▶ [Do this]: Pick up the article on the 2008 Atlanta tornado study after its final sentence and continue it.

▶ [Supplied text]:
● ● ● ● ● ● ●
(NASA/Goddard Space Flight Center) On March 14, 2008, a tornado swept through downtown Atlanta, its 130 mile-per-hour winds ripping holes in the roof of the Georgia Dome, blowing out office windows, and trashing parts of Centennial Olympic Park. It was an event so rare in an urban landscape that researchers immediately began to examine NASA satellite data and historical archives to see what weather and climatological ingredients may have combined to brew such a storm.
Though hundreds of tornadoes form each year across the United States, records of "downtown tornadic events" are quite rare. The 2008 Atlanta tornado—the first in the city's recorded history—was also unique because it developed during extreme drought conditions.
In a NASA-funded study, researchers from Purdue University in West Lafayette, Ind., and the University of Georgia (UGA) in Athens found that intermittent rain in the days before the storms—though providing temporary drought relief—may have moistened some areas enough to create favorable conditions for severe storms to form and intensify. Additionally, the sprawling urban landscape may have given the storms the extra, turbulent energy needed to spin up a tornado. The researchers reported their findings in January at the annual meeting of the American Meteorological Society.
● ● ● ● ● ● ●
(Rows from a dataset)
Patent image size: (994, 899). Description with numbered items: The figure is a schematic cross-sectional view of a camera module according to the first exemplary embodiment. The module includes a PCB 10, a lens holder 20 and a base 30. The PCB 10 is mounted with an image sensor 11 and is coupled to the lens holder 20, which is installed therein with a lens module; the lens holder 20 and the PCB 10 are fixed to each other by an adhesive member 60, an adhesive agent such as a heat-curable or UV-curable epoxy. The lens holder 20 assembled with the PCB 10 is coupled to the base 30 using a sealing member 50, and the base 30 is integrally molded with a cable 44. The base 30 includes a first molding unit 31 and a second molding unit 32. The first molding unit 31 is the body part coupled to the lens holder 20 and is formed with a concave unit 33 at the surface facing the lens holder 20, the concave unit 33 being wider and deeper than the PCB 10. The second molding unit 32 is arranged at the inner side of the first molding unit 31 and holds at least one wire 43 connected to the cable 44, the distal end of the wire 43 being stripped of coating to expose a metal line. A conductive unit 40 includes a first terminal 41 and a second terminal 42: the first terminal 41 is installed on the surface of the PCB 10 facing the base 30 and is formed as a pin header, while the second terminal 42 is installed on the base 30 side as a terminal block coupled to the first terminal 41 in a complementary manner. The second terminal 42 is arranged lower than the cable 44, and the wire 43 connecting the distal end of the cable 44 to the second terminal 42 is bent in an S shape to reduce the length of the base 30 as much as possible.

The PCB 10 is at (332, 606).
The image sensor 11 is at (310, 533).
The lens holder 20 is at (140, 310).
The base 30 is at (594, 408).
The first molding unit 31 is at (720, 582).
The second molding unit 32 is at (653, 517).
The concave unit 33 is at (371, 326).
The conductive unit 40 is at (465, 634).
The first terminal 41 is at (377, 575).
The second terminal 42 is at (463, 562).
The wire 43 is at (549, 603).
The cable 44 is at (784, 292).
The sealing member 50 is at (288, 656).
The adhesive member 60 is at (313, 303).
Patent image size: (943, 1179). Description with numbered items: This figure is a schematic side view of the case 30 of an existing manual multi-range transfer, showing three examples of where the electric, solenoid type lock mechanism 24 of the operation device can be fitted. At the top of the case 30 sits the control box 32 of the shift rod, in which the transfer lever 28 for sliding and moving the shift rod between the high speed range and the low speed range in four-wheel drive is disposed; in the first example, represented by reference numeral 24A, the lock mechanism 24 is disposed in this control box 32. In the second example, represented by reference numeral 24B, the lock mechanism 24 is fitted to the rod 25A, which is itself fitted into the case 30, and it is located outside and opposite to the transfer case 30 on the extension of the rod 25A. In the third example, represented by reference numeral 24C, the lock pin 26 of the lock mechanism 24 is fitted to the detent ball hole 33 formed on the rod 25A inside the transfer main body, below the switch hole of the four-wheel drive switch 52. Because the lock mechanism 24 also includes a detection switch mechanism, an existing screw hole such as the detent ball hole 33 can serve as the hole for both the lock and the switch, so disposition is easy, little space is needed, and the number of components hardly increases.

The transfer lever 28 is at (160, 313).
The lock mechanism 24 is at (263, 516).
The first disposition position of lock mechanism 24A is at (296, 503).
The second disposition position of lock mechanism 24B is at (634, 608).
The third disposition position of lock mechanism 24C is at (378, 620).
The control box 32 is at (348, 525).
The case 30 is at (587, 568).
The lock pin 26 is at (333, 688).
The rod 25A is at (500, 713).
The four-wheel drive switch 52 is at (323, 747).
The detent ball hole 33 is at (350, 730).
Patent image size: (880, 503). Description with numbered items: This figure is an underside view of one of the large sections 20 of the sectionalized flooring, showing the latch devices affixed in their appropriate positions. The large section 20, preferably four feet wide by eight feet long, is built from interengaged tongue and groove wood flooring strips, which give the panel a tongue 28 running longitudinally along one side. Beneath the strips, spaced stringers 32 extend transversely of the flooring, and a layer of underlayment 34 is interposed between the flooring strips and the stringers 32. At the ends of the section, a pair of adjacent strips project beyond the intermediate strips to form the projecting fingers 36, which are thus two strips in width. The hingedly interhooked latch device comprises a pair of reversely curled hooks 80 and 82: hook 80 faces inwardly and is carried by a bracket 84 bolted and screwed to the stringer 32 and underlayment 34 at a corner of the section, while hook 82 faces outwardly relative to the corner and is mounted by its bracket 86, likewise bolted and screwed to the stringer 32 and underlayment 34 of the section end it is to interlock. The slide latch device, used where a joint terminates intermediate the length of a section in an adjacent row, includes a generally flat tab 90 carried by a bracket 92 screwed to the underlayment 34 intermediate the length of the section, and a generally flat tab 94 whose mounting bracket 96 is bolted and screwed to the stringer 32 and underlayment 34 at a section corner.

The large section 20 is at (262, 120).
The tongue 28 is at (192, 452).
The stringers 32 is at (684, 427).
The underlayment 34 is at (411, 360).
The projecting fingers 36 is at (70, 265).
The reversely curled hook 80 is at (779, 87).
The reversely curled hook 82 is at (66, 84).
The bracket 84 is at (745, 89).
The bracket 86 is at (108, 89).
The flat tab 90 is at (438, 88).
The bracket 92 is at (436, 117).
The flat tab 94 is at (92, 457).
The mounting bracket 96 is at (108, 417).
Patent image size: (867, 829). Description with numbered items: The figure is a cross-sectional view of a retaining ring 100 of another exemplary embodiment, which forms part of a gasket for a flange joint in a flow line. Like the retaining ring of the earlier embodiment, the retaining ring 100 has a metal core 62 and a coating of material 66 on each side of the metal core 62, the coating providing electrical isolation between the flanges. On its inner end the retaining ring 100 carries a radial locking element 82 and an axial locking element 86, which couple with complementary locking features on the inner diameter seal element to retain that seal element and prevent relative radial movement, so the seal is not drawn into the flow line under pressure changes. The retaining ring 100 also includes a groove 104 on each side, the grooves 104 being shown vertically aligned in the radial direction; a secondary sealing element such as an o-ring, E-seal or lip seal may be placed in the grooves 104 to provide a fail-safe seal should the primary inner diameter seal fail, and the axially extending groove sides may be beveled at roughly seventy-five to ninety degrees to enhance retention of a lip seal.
● ● ● ● ● ● ●
▶ [Result for this task]:
"The Atlanta tornado, though forecasted well, caught us by surprise because it evolved rapidly under very peculiar conditions during a drought and over a downtown area," said Dev Niyogi, an assistant professor of regional climatology at Purdue and lead author of the modeling study. "We wanted to know why it hit Atlanta during one of the longest, harshest droughts the southeast has experienced. Was it a manifestation of the drought? Does urban development have an effect on such a storm?" ...
Niyogi and Shepherd also found evidence that storm intensity was amplified by the heat-retaining effects of Atlanta's buildings and streets. The "heat island" effect leads to warmer air temperatures in urban areas because impervious surfaces like glass, metal, concrete and asphalt absorb, reflect, and store heat differently than tree or grass-covered land. Urban environments heat the air and cause moisture to rise quickly, creating a "thunderstorm pump" that can fuel or intensify storms. In March 2008, the differences in soil moisture and Atlanta's sprawling land cover may have provided the perfect blend for storms to intensify.
"A thunderstorm, energized by moist pockets within a drought region, grew into a tornado-causing severe thunderstorm because of weather instabilities it encountered at the rural-urban boundary," Niyogi explained.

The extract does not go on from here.